*Task details*.
In the entries below, find the line containing "What data populates". Copy it and all lines after it, exactly, through the end.

*Records supplied*.

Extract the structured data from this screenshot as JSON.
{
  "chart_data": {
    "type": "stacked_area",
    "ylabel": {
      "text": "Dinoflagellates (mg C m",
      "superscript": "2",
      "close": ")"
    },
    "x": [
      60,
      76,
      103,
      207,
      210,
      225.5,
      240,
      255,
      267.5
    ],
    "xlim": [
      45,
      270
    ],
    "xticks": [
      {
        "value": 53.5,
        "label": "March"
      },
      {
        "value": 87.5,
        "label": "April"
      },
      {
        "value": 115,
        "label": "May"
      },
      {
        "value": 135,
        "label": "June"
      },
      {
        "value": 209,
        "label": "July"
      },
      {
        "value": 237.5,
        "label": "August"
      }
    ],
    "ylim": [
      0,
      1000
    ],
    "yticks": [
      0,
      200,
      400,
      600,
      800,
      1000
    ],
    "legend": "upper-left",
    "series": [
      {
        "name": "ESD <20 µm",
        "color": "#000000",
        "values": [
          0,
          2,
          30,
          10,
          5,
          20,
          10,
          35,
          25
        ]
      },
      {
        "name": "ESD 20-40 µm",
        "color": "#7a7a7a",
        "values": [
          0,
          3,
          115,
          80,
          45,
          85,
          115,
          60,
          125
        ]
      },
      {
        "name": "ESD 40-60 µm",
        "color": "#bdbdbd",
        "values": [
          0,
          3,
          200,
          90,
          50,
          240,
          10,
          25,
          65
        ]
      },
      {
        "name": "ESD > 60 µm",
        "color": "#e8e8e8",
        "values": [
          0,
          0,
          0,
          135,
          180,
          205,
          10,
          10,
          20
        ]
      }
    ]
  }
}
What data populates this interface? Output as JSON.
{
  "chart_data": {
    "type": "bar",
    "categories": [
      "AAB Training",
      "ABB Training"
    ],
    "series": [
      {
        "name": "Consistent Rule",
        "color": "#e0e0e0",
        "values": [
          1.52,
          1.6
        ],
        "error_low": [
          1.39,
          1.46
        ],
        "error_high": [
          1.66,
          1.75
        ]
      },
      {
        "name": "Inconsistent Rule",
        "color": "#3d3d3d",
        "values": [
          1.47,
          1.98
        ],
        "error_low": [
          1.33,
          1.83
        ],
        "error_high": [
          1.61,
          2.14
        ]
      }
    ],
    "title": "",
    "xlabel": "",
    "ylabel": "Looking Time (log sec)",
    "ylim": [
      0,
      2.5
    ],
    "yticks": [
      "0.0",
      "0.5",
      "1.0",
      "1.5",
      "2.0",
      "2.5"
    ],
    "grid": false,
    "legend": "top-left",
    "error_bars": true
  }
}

*Answer to the task*.
What data populates this interface? Output as JSON.
{
  "chart_data": {
    "type": "bar",
    "categories": [
      "AAB Training",
      "ABB Training"
    ],
    "series": [
      {
        "name": "Consistent Rule",
        "color": "#e0e0e0",
        "values": [
          1.52,
          1.6
        ],
        "error_low": [
          1.39,
          1.46
        ],
        "error_high": [
          1.66,
          1.75
        ]
      },
      {
        "name": "Inconsistent Rule",
        "color": "#3d3d3d",
        "values": [
          1.47,
          1.98
        ],
        "error_low": [
          1.33,
          1.83
        ],
        "error_high": [
          1.61,
          2.14
        ]
      }
    ],
    "title": "",
    "xlabel": "",
    "ylabel": "Looking Time (log sec)",
    "ylim": [
      0,
      2.5
    ],
    "yticks": [
      "0.0",
      "0.5",
      "1.0",
      "1.5",
      "2.0",
      "2.5"
    ],
    "grid": false,
    "legend": "top-left",
    "error_bars": true
  }
}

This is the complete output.